▸ **Request**
Reproduce all of the data below line for line, keeping every character the same.

┌──

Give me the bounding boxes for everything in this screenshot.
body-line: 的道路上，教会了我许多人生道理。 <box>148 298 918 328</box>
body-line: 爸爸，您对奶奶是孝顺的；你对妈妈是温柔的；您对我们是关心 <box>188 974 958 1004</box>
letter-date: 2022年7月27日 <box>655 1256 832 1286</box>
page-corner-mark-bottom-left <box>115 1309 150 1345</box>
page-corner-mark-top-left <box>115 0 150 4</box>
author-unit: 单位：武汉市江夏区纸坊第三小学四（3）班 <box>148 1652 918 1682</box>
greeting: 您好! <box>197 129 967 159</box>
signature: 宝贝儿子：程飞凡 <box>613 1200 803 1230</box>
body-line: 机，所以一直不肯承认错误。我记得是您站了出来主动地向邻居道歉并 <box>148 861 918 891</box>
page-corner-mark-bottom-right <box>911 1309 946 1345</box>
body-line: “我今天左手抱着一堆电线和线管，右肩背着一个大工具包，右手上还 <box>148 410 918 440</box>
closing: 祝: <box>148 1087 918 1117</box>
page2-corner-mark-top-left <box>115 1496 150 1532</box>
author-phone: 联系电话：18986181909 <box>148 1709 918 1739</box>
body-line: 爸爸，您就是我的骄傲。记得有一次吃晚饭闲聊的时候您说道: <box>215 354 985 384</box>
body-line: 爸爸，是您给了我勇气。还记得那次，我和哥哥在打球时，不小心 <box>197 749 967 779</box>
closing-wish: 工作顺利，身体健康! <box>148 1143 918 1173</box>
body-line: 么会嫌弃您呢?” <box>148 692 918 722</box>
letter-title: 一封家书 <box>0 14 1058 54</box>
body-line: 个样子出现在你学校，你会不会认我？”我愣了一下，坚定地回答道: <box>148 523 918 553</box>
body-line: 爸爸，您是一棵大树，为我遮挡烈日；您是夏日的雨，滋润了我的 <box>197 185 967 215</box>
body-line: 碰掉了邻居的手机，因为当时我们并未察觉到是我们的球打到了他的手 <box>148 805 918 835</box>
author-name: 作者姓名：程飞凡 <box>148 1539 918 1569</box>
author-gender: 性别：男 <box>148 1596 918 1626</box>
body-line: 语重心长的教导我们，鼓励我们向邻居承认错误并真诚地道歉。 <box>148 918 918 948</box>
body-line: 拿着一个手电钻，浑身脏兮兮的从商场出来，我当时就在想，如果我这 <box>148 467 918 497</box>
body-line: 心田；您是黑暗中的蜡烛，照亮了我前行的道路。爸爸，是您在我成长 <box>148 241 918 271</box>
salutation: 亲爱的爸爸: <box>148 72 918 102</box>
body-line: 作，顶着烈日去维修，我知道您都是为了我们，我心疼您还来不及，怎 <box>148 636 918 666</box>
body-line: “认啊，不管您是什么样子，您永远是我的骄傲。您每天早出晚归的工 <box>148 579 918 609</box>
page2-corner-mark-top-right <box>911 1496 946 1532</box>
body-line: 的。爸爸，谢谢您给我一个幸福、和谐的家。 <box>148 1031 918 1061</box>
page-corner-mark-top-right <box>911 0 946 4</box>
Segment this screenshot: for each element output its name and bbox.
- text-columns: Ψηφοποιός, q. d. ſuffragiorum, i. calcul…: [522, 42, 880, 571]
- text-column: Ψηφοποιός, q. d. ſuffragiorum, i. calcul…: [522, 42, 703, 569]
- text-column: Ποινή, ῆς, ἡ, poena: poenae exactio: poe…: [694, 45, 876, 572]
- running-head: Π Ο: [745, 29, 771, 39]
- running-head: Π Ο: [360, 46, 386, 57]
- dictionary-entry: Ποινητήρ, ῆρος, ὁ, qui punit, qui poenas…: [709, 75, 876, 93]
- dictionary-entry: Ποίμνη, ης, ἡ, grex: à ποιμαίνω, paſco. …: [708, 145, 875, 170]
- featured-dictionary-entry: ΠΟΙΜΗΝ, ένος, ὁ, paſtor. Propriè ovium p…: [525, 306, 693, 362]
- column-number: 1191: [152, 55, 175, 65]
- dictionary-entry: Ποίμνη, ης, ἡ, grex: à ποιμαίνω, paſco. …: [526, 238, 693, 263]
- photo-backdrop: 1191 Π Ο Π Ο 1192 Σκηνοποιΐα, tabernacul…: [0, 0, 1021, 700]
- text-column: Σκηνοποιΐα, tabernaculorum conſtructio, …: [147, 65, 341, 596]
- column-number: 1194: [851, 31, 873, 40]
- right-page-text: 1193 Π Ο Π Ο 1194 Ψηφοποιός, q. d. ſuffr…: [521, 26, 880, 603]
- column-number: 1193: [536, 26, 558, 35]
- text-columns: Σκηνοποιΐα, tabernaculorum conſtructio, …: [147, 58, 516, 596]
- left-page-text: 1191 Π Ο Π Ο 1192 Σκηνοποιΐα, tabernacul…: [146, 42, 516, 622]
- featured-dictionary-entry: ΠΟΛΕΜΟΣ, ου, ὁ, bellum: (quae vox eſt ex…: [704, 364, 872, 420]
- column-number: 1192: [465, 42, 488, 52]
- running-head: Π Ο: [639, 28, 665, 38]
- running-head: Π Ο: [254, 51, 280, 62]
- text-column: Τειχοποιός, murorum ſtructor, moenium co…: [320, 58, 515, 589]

└──

▸ **Response to the task**
Give me the bounding boxes for everything in this screenshot.
body-line: 的道路上，教会了我许多人生道理。 <box>148 298 918 328</box>
body-line: 爸爸，您对奶奶是孝顺的；你对妈妈是温柔的；您对我们是关心 <box>188 974 958 1004</box>
letter-date: 2022年7月27日 <box>655 1256 832 1286</box>
page-corner-mark-bottom-left <box>115 1309 150 1345</box>
page-corner-mark-top-left <box>115 0 150 4</box>
author-unit: 单位：武汉市江夏区纸坊第三小学四（3）班 <box>148 1652 918 1682</box>
greeting: 您好! <box>197 129 967 159</box>
signature: 宝贝儿子：程飞凡 <box>613 1200 803 1230</box>
body-line: 机，所以一直不肯承认错误。我记得是您站了出来主动地向邻居道歉并 <box>148 861 918 891</box>
page-corner-mark-bottom-right <box>911 1309 946 1345</box>
body-line: “我今天左手抱着一堆电线和线管，右肩背着一个大工具包，右手上还 <box>148 410 918 440</box>
closing: 祝: <box>148 1087 918 1117</box>
page2-corner-mark-top-left <box>115 1496 150 1532</box>
author-phone: 联系电话：18986181909 <box>148 1709 918 1739</box>
body-line: 爸爸，您就是我的骄傲。记得有一次吃晚饭闲聊的时候您说道: <box>215 354 985 384</box>
body-line: 爸爸，是您给了我勇气。还记得那次，我和哥哥在打球时，不小心 <box>197 749 967 779</box>
closing-wish: 工作顺利，身体健康! <box>148 1143 918 1173</box>
body-line: 么会嫌弃您呢?” <box>148 692 918 722</box>
letter-title: 一封家书 <box>0 14 1058 54</box>
body-line: 个样子出现在你学校，你会不会认我？”我愣了一下，坚定地回答道: <box>148 523 918 553</box>
body-line: 爸爸，您是一棵大树，为我遮挡烈日；您是夏日的雨，滋润了我的 <box>197 185 967 215</box>
body-line: 碰掉了邻居的手机，因为当时我们并未察觉到是我们的球打到了他的手 <box>148 805 918 835</box>
author-name: 作者姓名：程飞凡 <box>148 1539 918 1569</box>
author-gender: 性别：男 <box>148 1596 918 1626</box>
body-line: 语重心长的教导我们，鼓励我们向邻居承认错误并真诚地道歉。 <box>148 918 918 948</box>
body-line: 拿着一个手电钻，浑身脏兮兮的从商场出来，我当时就在想，如果我这 <box>148 467 918 497</box>
body-line: 心田；您是黑暗中的蜡烛，照亮了我前行的道路。爸爸，是您在我成长 <box>148 241 918 271</box>
salutation: 亲爱的爸爸: <box>148 72 918 102</box>
body-line: 作，顶着烈日去维修，我知道您都是为了我们，我心疼您还来不及，怎 <box>148 636 918 666</box>
body-line: “认啊，不管您是什么样子，您永远是我的骄傲。您每天早出晚归的工 <box>148 579 918 609</box>
page2-corner-mark-top-right <box>911 1496 946 1532</box>
body-line: 的。爸爸，谢谢您给我一个幸福、和谐的家。 <box>148 1031 918 1061</box>
page-corner-mark-top-right <box>911 0 946 4</box>
Segment this screenshot: for each element output its name and bbox.
- text-columns: Ψηφοποιός, q. d. ſuffragiorum, i. calcul…: [522, 42, 880, 571]
- text-column: Ψηφοποιός, q. d. ſuffragiorum, i. calcul…: [522, 42, 703, 569]
- text-column: Ποινή, ῆς, ἡ, poena: poenae exactio: poe…: [694, 45, 876, 572]
- running-head: Π Ο: [745, 29, 771, 39]
- running-head: Π Ο: [360, 46, 386, 57]
- dictionary-entry: Ποινητήρ, ῆρος, ὁ, qui punit, qui poenas…: [709, 75, 876, 93]
- dictionary-entry: Ποίμνη, ης, ἡ, grex: à ποιμαίνω, paſco. …: [708, 145, 875, 170]
- featured-dictionary-entry: ΠΟΙΜΗΝ, ένος, ὁ, paſtor. Propriè ovium p…: [525, 306, 693, 362]
- column-number: 1191: [152, 55, 175, 65]
- dictionary-entry: Ποίμνη, ης, ἡ, grex: à ποιμαίνω, paſco. …: [526, 238, 693, 263]
- photo-backdrop: 1191 Π Ο Π Ο 1192 Σκηνοποιΐα, tabernacul…: [0, 0, 1021, 700]
- text-column: Σκηνοποιΐα, tabernaculorum conſtructio, …: [147, 65, 341, 596]
- column-number: 1194: [851, 31, 873, 40]
- right-page-text: 1193 Π Ο Π Ο 1194 Ψηφοποιός, q. d. ſuffr…: [521, 26, 880, 603]
- column-number: 1193: [536, 26, 558, 35]
- text-columns: Σκηνοποιΐα, tabernaculorum conſtructio, …: [147, 58, 516, 596]
- left-page-text: 1191 Π Ο Π Ο 1192 Σκηνοποιΐα, tabernacul…: [146, 42, 516, 622]
- featured-dictionary-entry: ΠΟΛΕΜΟΣ, ου, ὁ, bellum: (quae vox eſt ex…: [704, 364, 872, 420]
- column-number: 1192: [465, 42, 488, 52]
- running-head: Π Ο: [639, 28, 665, 38]
- running-head: Π Ο: [254, 51, 280, 62]
- text-column: Τειχοποιός, murorum ſtructor, moenium co…: [320, 58, 515, 589]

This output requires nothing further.